§ Request
Only a number is expected: how many lines in the data below contain the word "率妻子邑人来此绝境".

§ Materials provided
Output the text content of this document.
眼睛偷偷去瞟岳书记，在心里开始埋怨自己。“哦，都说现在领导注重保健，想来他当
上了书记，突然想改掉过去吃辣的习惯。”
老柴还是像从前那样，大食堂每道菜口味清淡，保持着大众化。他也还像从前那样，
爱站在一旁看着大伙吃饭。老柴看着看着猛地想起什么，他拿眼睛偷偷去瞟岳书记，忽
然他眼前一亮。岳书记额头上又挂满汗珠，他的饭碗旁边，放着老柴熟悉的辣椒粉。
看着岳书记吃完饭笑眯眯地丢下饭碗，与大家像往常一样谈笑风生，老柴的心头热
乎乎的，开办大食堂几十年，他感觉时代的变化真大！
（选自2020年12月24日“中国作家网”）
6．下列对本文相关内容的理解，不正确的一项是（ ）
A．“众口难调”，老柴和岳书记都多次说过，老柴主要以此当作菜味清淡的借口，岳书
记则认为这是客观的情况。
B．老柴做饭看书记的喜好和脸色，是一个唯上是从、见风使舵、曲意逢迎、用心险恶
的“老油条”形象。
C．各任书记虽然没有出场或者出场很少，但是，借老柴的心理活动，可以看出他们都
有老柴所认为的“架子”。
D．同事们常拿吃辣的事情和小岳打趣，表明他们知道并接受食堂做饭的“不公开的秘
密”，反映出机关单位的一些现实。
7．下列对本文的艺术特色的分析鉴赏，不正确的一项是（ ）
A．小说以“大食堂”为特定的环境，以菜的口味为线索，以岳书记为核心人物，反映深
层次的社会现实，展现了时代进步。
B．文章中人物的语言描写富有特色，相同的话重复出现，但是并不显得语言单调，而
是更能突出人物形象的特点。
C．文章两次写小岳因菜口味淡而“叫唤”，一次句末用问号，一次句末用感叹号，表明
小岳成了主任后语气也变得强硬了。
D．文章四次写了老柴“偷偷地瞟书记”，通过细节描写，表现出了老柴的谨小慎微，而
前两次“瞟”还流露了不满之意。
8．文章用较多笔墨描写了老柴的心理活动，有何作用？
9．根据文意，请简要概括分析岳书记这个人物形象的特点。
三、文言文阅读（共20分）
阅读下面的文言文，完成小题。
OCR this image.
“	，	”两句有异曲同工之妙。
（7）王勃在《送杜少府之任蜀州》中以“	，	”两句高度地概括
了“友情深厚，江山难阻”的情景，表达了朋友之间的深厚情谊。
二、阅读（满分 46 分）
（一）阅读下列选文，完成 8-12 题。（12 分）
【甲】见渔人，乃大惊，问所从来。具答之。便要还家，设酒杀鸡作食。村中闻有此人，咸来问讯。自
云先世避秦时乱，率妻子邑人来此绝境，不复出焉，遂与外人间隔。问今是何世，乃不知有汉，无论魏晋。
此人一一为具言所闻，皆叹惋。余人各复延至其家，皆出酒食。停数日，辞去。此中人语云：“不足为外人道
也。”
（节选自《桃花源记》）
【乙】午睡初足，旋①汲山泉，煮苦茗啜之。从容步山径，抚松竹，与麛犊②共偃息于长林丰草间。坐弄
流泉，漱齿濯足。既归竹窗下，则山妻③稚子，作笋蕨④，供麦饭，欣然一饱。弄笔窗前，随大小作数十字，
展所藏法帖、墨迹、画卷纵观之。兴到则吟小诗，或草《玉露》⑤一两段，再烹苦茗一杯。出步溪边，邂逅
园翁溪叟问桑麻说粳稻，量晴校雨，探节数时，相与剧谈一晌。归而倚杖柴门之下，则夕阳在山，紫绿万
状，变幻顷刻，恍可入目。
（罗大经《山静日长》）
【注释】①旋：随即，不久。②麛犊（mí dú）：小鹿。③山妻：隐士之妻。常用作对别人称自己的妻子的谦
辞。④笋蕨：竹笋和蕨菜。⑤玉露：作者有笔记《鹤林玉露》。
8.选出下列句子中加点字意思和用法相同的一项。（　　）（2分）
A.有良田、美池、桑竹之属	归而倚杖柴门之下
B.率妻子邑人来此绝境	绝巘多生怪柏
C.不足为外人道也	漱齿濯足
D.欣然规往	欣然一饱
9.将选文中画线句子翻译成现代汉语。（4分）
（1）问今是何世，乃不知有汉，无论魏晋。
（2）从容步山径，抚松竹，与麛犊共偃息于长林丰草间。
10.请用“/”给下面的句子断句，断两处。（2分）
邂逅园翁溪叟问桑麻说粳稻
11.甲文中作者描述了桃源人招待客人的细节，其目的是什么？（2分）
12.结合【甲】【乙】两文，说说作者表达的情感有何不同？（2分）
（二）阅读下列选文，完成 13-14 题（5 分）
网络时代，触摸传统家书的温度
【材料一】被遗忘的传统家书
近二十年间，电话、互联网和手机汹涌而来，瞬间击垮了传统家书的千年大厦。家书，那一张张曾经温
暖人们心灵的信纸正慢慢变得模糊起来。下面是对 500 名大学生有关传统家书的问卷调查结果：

§ Reply to the task
2